— Start of Exercise input —

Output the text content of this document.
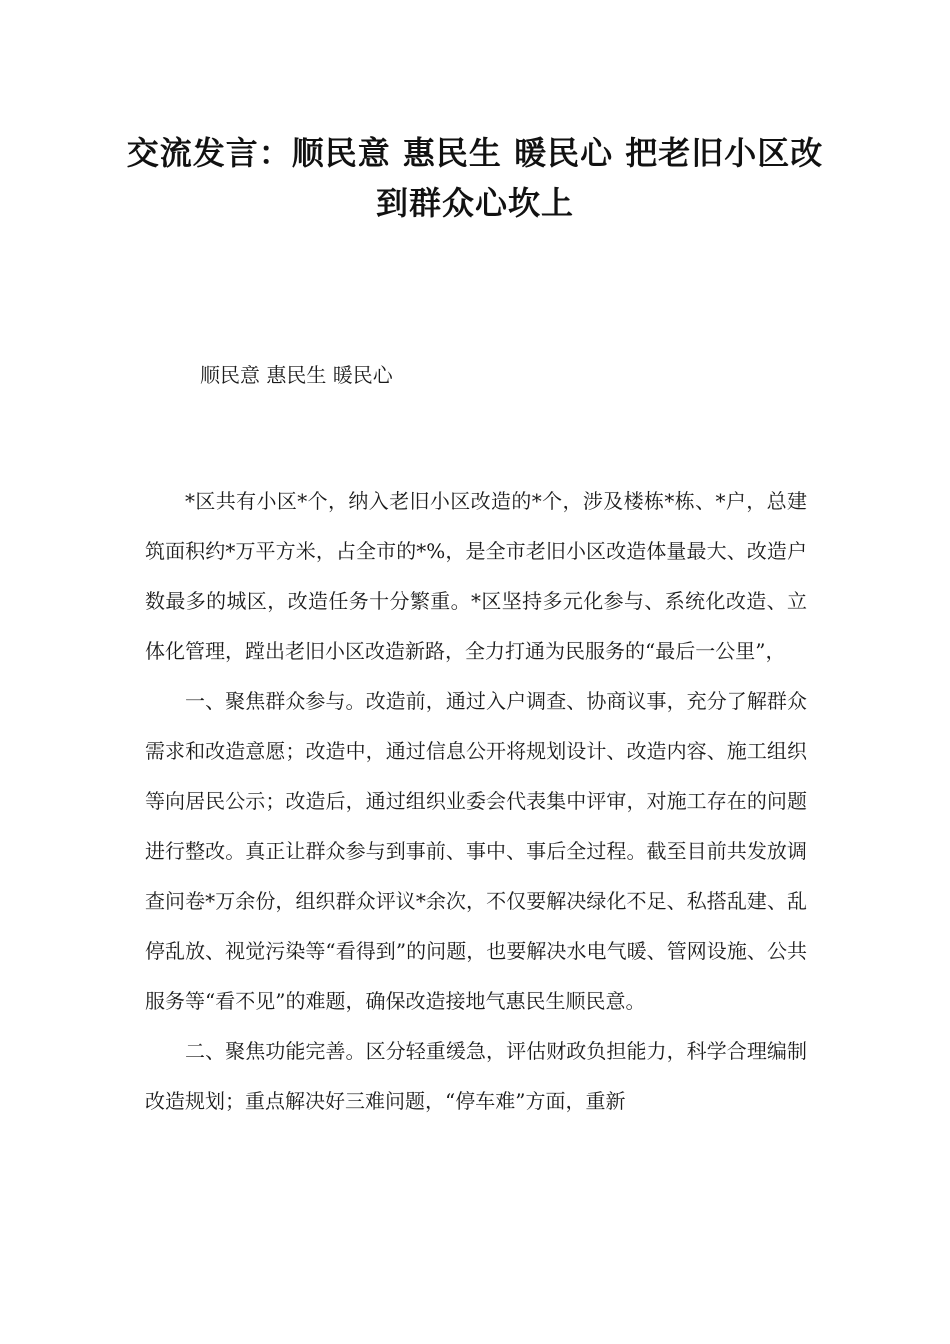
交流发言：顺民意 惠民生 暖民心 把老旧小区改到群众心坎上
顺民意 惠民生 暖民心

*区共有小区*个，纳入老旧小区改造的*个，涉及楼栋*栋、*户，总建筑面积约*万平方米，占全市的*%，是全市老旧小区改造体量最大、改造户数最多的城区，改造任务十分繁重。*区坚持多元化参与、系统化改造、立体化管理，蹚出老旧小区改造新路，全力打通为民服务的“最后一公里”，

一、聚焦群众参与。改造前，通过入户调查、协商议事，充分了解群众需求和改造意愿；改造中，通过信息公开将规划设计、改造内容、施工组织等向居民公示；改造后，通过组织业委会代表集中评审，对施工存在的问题进行整改。真正让群众参与到事前、事中、事后全过程。截至目前共发放调查问卷*万余份，组织群众评议*余次，不仅要解决绿化不足、私搭乱建、乱停乱放、视觉污染等“看得到”的问题，也要解决水电气暖、管网设施、公共服务等“看不见”的难题，确保改造接地气惠民生顺民意。

二、聚焦功能完善。区分轻重缓急，评估财政负担能力，科学合理编制改造规划；重点解决好三难问题，“停车难”方面，重新
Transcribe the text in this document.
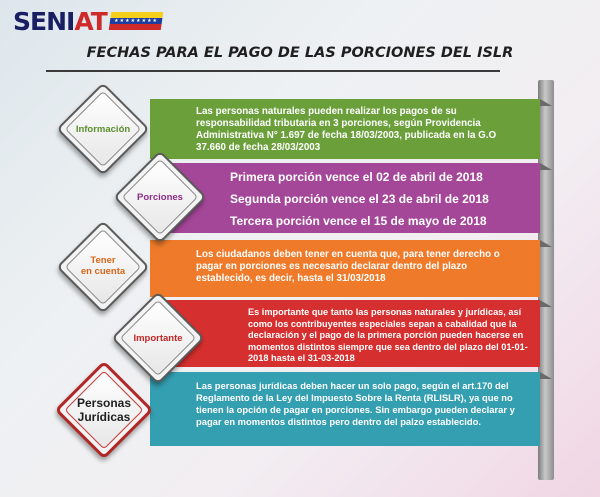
SENIAT	★★★★★★★★
FECHAS PARA EL PAGO DE LAS PORCIONES DEL ISLR
Las personas naturales pueden realizar los pagos de su responsabilidad tributaria en 3 porciones, según Providencia Administrativa N° 1.697 de fecha 18/03/2003, publicada en la G.O 37.660 de fecha 28/03/2003
Primera porción vence el 02 de abril de 2018
Segunda porción vence el 23 de abril de 2018
Tercera porción vence el 15 de mayo de 2018
Los ciudadanos deben tener en cuenta que, para tener derecho o pagar en porciones es necesario declarar dentro del plazo establecido, es decir, hasta el 31/03/2018
Es importante que tanto las personas naturales y jurídicas, así como los contribuyentes especiales sepan a cabalidad que la declaración y el pago de la primera porción pueden hacerse en momentos distintos siempre que sea dentro del plazo del 01-01-2018 hasta el 31-03-2018
Las personas jurídicas deben hacer un solo pago, según el art.170 del Reglamento de la Ley del Impuesto Sobre la Renta (RLISLR), ya que no tienen la opción de pagar en porciones. Sin embargo pueden declarar y pagar en momentos distintos pero dentro del palzo establecido.
Información
Porciones
Tener
en cuenta
Importante
Personas
Jurídicas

— End of Exercise input —

## What you will do
Repeat the data exactly, without the pictures.

## Task output
Output the text content of this document.
交流发言：顺民意 惠民生 暖民心 把老旧小区改到群众心坎上
顺民意 惠民生 暖民心

*区共有小区*个，纳入老旧小区改造的*个，涉及楼栋*栋、*户，总建筑面积约*万平方米，占全市的*%，是全市老旧小区改造体量最大、改造户数最多的城区，改造任务十分繁重。*区坚持多元化参与、系统化改造、立体化管理，蹚出老旧小区改造新路，全力打通为民服务的“最后一公里”，

一、聚焦群众参与。改造前，通过入户调查、协商议事，充分了解群众需求和改造意愿；改造中，通过信息公开将规划设计、改造内容、施工组织等向居民公示；改造后，通过组织业委会代表集中评审，对施工存在的问题进行整改。真正让群众参与到事前、事中、事后全过程。截至目前共发放调查问卷*万余份，组织群众评议*余次，不仅要解决绿化不足、私搭乱建、乱停乱放、视觉污染等“看得到”的问题，也要解决水电气暖、管网设施、公共服务等“看不见”的难题，确保改造接地气惠民生顺民意。

二、聚焦功能完善。区分轻重缓急，评估财政负担能力，科学合理编制改造规划；重点解决好三难问题，“停车难”方面，重新
Transcribe the text in this document.
SENIAT	★★★★★★★★
FECHAS PARA EL PAGO DE LAS PORCIONES DEL ISLR
Las personas naturales pueden realizar los pagos de su responsabilidad tributaria en 3 porciones, según Providencia Administrativa N° 1.697 de fecha 18/03/2003, publicada en la G.O 37.660 de fecha 28/03/2003
Primera porción vence el 02 de abril de 2018
Segunda porción vence el 23 de abril de 2018
Tercera porción vence el 15 de mayo de 2018
Los ciudadanos deben tener en cuenta que, para tener derecho o pagar en porciones es necesario declarar dentro del plazo establecido, es decir, hasta el 31/03/2018
Es importante que tanto las personas naturales y jurídicas, así como los contribuyentes especiales sepan a cabalidad que la declaración y el pago de la primera porción pueden hacerse en momentos distintos siempre que sea dentro del plazo del 01-01-2018 hasta el 31-03-2018
Las personas jurídicas deben hacer un solo pago, según el art.170 del Reglamento de la Ley del Impuesto Sobre la Renta (RLISLR), ya que no tienen la opción de pagar en porciones. Sin embargo pueden declarar y pagar en momentos distintos pero dentro del palzo establecido.
Información
Porciones
Tener
en cuenta
Importante
Personas
Jurídicas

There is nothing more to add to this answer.